INSTRUCTION: Search the data for the word "Iframe" and copy every line where it occurs.

Extracted records:
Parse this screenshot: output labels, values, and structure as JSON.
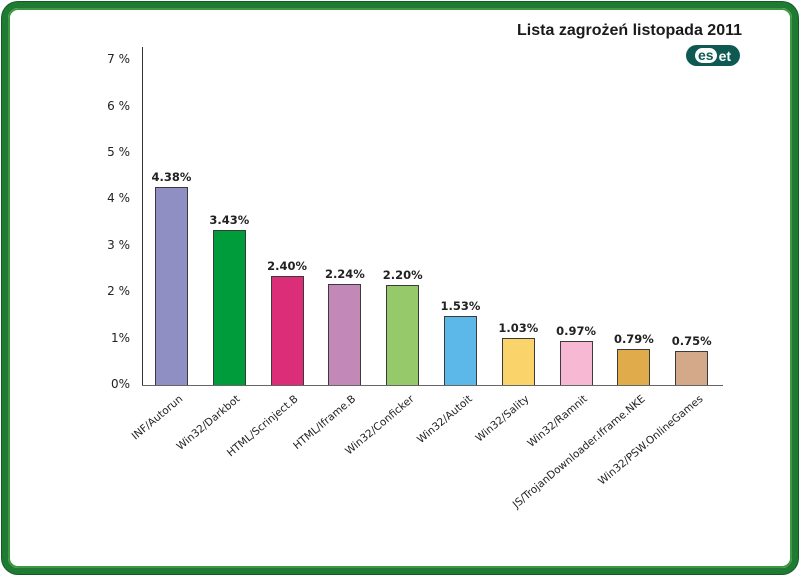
{
  "header": {
    "title": "Lista zagrożeń listopada 2011",
    "logo_left": "es",
    "logo_right": "et",
    "logo_label": "ESET"
  },
  "colors": {
    "frame_border": "#1f7a34",
    "logo_bg": "#0e5a52"
  },
  "axis": {
    "y_ticks": [
      "0%",
      "1%",
      "2 %",
      "3 %",
      "4 %",
      "5 %",
      "6 %",
      "7 %"
    ]
  },
  "chart_data": {
    "type": "bar",
    "title": "Lista zagrożeń listopada 2011",
    "xlabel": "",
    "ylabel": "",
    "ylim": [
      0,
      7
    ],
    "grid": false,
    "legend": null,
    "y_tick_labels": [
      "0%",
      "1%",
      "2 %",
      "3 %",
      "4 %",
      "5 %",
      "6 %",
      "7 %"
    ],
    "categories": [
      "INF/Autorun",
      "Win32/Darkbot",
      "HTML/Scrinject.B",
      "HTML/Iframe.B",
      "Win32/Conficker",
      "Win32/Autoit",
      "Win32/Sality",
      "Win32/Ramnit",
      "JS/TrojanDownloader.Iframe.NKE",
      "Win32/PSW.OnlineGames"
    ],
    "values": [
      4.38,
      3.43,
      2.4,
      2.24,
      2.2,
      1.53,
      1.03,
      0.97,
      0.79,
      0.75
    ],
    "value_labels": [
      "4.38%",
      "3.43%",
      "2.40%",
      "2.24%",
      "2.20%",
      "1.53%",
      "1.03%",
      "0.97%",
      "0.79%",
      "0.75%"
    ],
    "bar_colors": [
      "#8f8fc3",
      "#009b3a",
      "#db2d78",
      "#c188b8",
      "#96c96a",
      "#5bb8e8",
      "#fad36b",
      "#f6b8d2",
      "#e0ab4a",
      "#d3a98a"
    ]
  }
}
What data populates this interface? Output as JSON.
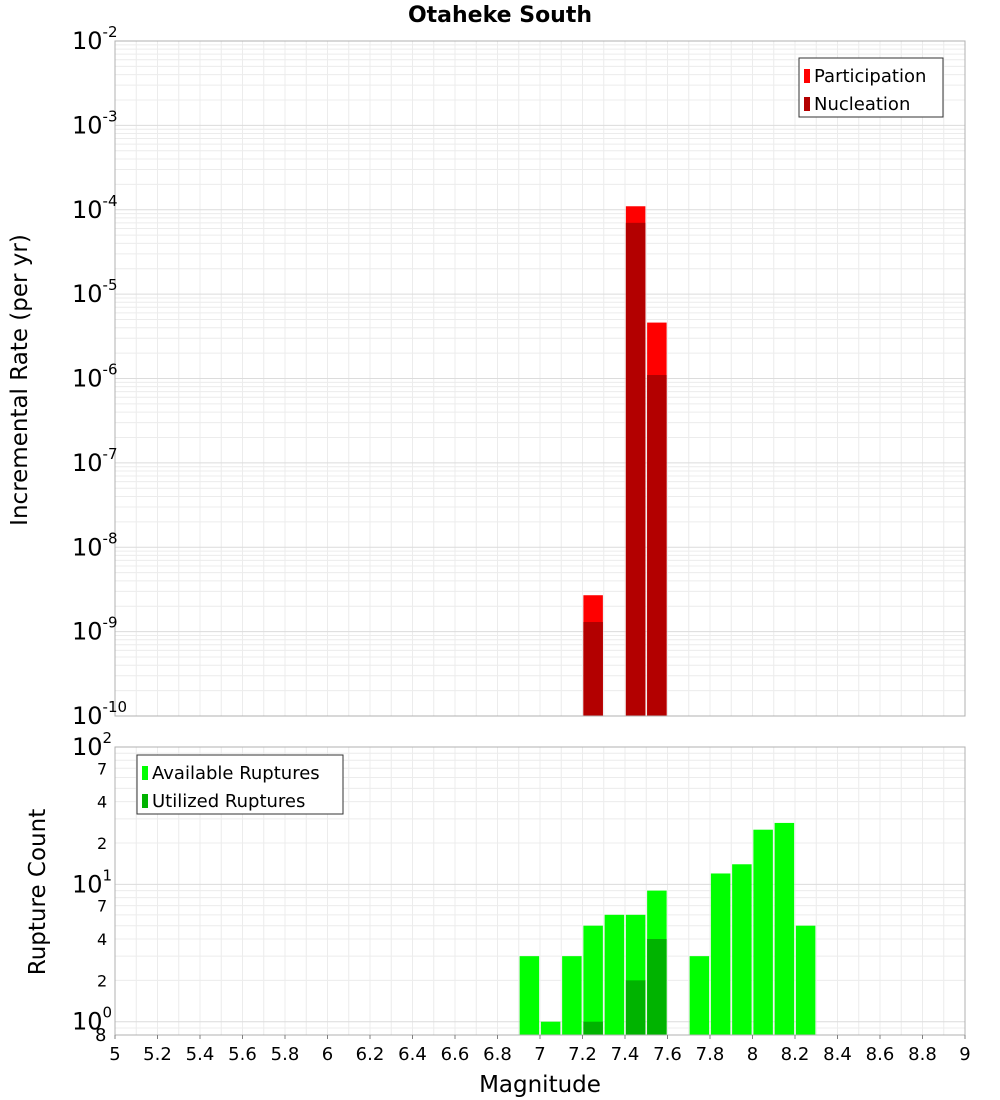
{
  "chart_data": [
    {
      "type": "bar",
      "title": "Otaheke South",
      "xlabel": "",
      "ylabel": "Incremental Rate (per yr)",
      "yscale": "log",
      "ylim": [
        1e-10,
        0.01
      ],
      "xlim": [
        5,
        9
      ],
      "grid": true,
      "legend_position": "top-right",
      "series": [
        {
          "name": "Participation",
          "color": "#ff0000",
          "x": [
            7.25,
            7.45,
            7.55
          ],
          "values": [
            2.7e-09,
            0.00011,
            4.6e-06
          ]
        },
        {
          "name": "Nucleation",
          "color": "#b30000",
          "x": [
            7.25,
            7.45,
            7.55
          ],
          "values": [
            1.3e-09,
            7e-05,
            1.1e-06
          ]
        }
      ],
      "yticks": [
        {
          "base": "10",
          "exp": "-10"
        },
        {
          "base": "10",
          "exp": "-9"
        },
        {
          "base": "10",
          "exp": "-8"
        },
        {
          "base": "10",
          "exp": "-7"
        },
        {
          "base": "10",
          "exp": "-6"
        },
        {
          "base": "10",
          "exp": "-5"
        },
        {
          "base": "10",
          "exp": "-4"
        },
        {
          "base": "10",
          "exp": "-3"
        },
        {
          "base": "10",
          "exp": "-2"
        }
      ]
    },
    {
      "type": "bar",
      "title": "",
      "xlabel": "Magnitude",
      "ylabel": "Rupture Count",
      "yscale": "log",
      "ylim": [
        0.8,
        100
      ],
      "xlim": [
        5,
        9
      ],
      "grid": true,
      "legend_position": "top-left",
      "series": [
        {
          "name": "Available Ruptures",
          "color": "#00ff00",
          "x": [
            6.95,
            7.05,
            7.15,
            7.25,
            7.35,
            7.45,
            7.55,
            7.75,
            7.85,
            7.95,
            8.05,
            8.15,
            8.25
          ],
          "values": [
            3,
            1,
            3,
            5,
            6,
            6,
            9,
            3,
            12,
            14,
            25,
            28,
            5
          ]
        },
        {
          "name": "Utilized Ruptures",
          "color": "#00b300",
          "x": [
            7.25,
            7.45,
            7.55
          ],
          "values": [
            1,
            2,
            4
          ]
        }
      ],
      "yticks": [
        {
          "base": "10",
          "exp": "2"
        },
        {
          "minor": "7"
        },
        {
          "minor": "4"
        },
        {
          "minor": "2"
        },
        {
          "base": "10",
          "exp": "1"
        },
        {
          "minor": "7"
        },
        {
          "minor": "4"
        },
        {
          "minor": "2"
        },
        {
          "base": "10",
          "exp": "0"
        },
        {
          "minor": "8"
        }
      ]
    }
  ],
  "x_ticks": [
    "5",
    "5.2",
    "5.4",
    "5.6",
    "5.8",
    "6",
    "6.2",
    "6.4",
    "6.6",
    "6.8",
    "7",
    "7.2",
    "7.4",
    "7.6",
    "7.8",
    "8",
    "8.2",
    "8.4",
    "8.6",
    "8.8",
    "9"
  ]
}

ANSWER TO THIS TASK:
      "HTML/Iframe.B",
      "JS/TrojanDownloader.Iframe.NKE",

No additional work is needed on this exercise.